Data shown
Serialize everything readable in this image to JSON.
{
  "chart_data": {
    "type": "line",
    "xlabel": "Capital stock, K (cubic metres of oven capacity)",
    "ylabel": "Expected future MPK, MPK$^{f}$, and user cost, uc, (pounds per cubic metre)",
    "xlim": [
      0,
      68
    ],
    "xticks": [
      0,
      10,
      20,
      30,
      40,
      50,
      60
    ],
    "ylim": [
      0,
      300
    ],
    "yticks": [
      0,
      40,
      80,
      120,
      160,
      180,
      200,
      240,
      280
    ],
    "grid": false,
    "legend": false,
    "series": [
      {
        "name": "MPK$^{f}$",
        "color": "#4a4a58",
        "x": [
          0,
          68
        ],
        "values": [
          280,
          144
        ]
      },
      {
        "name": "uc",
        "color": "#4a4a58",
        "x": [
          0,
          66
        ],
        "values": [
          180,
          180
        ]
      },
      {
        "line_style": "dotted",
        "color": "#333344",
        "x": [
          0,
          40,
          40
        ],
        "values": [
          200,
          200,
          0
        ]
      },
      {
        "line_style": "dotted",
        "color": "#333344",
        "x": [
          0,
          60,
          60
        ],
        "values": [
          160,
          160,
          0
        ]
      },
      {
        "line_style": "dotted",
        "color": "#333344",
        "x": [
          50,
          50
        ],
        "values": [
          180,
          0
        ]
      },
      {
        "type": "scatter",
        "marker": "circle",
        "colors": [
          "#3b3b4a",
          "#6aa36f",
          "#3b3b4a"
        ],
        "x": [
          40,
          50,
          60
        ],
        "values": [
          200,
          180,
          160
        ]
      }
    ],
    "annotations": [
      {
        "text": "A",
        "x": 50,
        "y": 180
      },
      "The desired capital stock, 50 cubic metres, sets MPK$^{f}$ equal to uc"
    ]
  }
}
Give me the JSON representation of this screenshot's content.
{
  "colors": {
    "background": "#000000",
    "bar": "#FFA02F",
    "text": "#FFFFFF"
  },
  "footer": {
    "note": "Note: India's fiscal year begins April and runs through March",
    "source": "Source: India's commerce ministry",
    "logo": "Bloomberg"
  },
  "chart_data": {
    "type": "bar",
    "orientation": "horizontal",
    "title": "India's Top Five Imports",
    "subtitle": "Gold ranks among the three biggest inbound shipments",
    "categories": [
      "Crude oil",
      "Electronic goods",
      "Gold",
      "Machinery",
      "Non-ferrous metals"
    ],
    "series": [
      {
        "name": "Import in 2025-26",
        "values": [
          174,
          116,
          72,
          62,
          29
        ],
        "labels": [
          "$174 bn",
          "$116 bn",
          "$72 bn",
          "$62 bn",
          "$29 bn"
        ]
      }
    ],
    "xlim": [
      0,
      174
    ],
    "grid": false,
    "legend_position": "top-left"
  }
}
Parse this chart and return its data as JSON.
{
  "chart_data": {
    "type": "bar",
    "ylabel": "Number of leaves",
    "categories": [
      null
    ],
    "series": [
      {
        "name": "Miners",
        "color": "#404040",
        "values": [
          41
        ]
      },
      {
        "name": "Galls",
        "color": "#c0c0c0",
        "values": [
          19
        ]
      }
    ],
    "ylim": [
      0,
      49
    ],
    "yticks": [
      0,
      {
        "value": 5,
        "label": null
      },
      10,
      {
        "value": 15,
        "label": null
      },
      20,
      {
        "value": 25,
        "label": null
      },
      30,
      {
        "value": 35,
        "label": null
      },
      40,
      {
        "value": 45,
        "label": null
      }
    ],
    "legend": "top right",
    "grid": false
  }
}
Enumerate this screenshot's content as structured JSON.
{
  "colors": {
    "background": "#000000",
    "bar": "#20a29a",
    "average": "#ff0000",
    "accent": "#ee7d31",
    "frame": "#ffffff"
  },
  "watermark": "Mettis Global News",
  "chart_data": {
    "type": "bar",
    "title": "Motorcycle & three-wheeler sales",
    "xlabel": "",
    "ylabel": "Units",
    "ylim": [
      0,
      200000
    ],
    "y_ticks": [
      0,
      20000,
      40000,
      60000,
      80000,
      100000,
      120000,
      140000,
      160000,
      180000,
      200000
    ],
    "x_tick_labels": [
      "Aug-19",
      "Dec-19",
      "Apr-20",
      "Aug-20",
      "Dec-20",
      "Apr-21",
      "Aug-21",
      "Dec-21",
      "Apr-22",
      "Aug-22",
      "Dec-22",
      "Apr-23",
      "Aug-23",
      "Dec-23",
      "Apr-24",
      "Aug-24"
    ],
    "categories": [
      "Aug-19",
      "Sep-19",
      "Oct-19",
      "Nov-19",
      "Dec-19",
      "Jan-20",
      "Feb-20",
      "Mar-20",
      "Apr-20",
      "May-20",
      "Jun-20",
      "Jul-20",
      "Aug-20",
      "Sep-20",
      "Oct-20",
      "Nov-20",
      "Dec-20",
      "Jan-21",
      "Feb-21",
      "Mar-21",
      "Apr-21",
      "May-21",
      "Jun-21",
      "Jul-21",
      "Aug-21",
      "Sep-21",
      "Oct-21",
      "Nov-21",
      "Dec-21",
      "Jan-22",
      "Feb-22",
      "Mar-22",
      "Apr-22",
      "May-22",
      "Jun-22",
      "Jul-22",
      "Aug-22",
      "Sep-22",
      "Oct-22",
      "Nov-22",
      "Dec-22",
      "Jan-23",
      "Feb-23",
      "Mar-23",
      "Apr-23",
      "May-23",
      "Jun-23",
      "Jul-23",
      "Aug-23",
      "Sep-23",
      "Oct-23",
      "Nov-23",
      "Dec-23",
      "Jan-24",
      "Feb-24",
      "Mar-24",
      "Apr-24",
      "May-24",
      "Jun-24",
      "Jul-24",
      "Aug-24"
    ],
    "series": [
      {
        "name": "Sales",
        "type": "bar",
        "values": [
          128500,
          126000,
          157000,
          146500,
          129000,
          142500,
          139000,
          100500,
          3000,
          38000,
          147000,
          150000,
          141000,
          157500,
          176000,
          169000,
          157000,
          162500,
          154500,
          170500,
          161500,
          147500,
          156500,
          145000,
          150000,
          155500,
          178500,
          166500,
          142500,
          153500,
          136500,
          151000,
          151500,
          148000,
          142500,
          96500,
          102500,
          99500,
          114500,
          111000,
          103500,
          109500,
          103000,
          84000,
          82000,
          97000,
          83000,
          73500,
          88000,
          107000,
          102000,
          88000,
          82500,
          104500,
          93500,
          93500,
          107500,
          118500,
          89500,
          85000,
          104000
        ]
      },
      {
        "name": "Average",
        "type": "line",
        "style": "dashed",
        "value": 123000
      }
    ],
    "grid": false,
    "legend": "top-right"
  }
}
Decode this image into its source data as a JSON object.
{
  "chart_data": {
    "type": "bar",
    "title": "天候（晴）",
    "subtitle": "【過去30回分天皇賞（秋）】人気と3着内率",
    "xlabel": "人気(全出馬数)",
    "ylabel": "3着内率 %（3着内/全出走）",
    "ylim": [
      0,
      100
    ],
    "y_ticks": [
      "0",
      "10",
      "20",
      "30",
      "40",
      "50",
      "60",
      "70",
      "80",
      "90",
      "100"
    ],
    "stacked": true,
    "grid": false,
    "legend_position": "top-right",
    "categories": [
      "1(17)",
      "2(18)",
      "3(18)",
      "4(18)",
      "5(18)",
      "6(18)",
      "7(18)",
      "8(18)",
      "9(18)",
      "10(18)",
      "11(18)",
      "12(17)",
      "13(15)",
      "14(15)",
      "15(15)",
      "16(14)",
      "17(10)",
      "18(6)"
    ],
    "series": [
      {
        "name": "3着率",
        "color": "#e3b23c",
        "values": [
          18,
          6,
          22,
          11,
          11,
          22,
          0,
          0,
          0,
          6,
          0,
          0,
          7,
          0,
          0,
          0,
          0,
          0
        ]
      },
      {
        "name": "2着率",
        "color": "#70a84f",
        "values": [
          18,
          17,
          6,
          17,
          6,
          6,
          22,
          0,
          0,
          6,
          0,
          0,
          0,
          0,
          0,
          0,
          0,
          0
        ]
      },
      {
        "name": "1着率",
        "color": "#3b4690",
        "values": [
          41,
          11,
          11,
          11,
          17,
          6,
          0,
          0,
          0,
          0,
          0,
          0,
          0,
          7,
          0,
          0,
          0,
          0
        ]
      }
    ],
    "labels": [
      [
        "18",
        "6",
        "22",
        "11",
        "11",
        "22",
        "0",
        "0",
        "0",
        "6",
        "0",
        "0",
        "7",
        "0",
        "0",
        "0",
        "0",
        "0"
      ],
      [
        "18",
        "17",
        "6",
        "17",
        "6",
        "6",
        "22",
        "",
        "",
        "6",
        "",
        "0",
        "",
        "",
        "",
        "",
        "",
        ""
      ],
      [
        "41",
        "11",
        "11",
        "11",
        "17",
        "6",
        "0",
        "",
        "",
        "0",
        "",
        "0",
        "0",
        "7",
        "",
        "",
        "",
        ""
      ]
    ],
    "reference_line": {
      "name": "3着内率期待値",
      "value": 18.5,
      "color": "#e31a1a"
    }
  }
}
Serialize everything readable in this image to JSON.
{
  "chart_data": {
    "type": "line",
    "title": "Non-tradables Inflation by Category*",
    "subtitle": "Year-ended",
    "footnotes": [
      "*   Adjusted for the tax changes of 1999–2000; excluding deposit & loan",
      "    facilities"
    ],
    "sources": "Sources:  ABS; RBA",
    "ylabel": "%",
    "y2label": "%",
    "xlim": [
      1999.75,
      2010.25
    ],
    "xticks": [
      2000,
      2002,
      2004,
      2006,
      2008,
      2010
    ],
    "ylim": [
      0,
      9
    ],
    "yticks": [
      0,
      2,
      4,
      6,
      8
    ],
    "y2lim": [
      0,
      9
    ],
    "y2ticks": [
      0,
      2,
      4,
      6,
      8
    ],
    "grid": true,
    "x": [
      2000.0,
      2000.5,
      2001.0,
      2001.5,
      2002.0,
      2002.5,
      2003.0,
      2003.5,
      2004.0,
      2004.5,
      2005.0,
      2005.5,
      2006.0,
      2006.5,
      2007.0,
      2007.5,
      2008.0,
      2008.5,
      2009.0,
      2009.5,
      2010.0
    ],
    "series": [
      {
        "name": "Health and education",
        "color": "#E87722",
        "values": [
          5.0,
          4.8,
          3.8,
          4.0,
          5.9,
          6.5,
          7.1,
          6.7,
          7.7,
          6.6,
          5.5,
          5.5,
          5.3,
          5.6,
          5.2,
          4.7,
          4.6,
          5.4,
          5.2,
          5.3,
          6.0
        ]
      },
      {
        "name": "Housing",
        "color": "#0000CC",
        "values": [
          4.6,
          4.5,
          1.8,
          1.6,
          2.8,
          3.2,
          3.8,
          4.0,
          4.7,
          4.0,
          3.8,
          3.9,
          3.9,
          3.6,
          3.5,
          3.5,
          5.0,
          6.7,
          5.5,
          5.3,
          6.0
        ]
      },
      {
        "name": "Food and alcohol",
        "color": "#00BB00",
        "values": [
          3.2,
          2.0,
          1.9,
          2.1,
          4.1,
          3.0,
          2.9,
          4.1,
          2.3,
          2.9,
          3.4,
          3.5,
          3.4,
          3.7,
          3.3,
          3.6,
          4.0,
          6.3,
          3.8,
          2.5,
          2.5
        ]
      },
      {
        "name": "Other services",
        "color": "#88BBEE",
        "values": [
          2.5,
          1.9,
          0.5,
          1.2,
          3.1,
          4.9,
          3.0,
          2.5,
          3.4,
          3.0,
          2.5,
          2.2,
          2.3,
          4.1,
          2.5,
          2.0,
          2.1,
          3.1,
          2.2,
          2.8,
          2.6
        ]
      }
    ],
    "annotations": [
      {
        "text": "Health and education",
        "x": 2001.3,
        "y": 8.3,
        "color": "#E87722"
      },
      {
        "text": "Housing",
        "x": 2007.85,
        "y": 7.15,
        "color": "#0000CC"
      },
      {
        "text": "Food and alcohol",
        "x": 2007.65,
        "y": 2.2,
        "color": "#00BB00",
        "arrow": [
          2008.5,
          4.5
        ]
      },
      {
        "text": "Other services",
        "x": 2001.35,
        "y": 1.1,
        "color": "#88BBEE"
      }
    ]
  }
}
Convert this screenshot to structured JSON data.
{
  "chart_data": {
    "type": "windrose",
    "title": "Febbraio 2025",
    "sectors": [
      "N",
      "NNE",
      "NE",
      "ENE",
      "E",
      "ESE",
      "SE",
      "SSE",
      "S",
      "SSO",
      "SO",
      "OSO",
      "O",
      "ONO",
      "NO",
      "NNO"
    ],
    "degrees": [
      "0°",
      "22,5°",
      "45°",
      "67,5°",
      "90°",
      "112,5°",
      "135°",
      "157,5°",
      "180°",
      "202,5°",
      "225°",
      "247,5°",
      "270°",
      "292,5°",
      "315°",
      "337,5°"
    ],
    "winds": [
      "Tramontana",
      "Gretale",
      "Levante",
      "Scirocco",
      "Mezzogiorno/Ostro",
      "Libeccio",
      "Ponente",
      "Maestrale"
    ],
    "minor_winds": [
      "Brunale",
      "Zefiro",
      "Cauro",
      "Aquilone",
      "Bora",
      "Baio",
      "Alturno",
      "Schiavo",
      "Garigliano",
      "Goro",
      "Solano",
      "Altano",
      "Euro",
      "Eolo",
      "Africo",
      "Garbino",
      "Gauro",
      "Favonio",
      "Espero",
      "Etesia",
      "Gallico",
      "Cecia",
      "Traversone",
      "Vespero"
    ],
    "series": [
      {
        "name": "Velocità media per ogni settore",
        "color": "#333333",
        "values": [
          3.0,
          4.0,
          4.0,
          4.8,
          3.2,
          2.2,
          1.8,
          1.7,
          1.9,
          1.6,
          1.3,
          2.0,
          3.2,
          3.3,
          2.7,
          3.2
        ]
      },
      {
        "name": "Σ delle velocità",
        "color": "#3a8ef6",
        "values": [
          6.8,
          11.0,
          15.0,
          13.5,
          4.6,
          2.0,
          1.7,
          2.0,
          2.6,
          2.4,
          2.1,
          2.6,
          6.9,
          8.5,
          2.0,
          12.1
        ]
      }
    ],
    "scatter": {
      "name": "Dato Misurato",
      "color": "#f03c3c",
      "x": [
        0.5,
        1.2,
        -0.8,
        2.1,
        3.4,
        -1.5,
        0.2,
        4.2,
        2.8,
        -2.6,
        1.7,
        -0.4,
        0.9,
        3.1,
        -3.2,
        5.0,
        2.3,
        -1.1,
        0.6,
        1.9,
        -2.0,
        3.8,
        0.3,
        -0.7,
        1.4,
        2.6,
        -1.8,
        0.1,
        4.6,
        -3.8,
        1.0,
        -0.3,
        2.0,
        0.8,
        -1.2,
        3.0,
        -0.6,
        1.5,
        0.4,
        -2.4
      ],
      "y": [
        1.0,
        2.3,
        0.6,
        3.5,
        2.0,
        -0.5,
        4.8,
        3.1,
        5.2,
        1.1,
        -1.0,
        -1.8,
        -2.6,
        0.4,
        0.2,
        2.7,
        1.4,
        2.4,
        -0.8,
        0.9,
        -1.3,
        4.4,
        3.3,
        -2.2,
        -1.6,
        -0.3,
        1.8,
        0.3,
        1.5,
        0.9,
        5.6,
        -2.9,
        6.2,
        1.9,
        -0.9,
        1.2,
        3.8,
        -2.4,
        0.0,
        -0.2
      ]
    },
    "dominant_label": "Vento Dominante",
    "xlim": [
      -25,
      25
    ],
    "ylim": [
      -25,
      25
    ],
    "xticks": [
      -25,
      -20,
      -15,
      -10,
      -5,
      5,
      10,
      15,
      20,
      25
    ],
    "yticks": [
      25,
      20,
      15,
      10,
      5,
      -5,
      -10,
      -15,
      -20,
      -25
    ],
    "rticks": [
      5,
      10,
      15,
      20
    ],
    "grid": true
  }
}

Problem description
Filter the listing above by the word "cubic"; copy each line that passes.

Completed task
    "xlabel": "Capital stock, K (cubic metres of oven capacity)",
    "ylabel": "Expected future MPK, MPK$^{f}$, and user cost, uc, (pounds per cubic metre)",
      "The desired capital stock, 50 cubic metres, sets MPK$^{f}$ equal to uc"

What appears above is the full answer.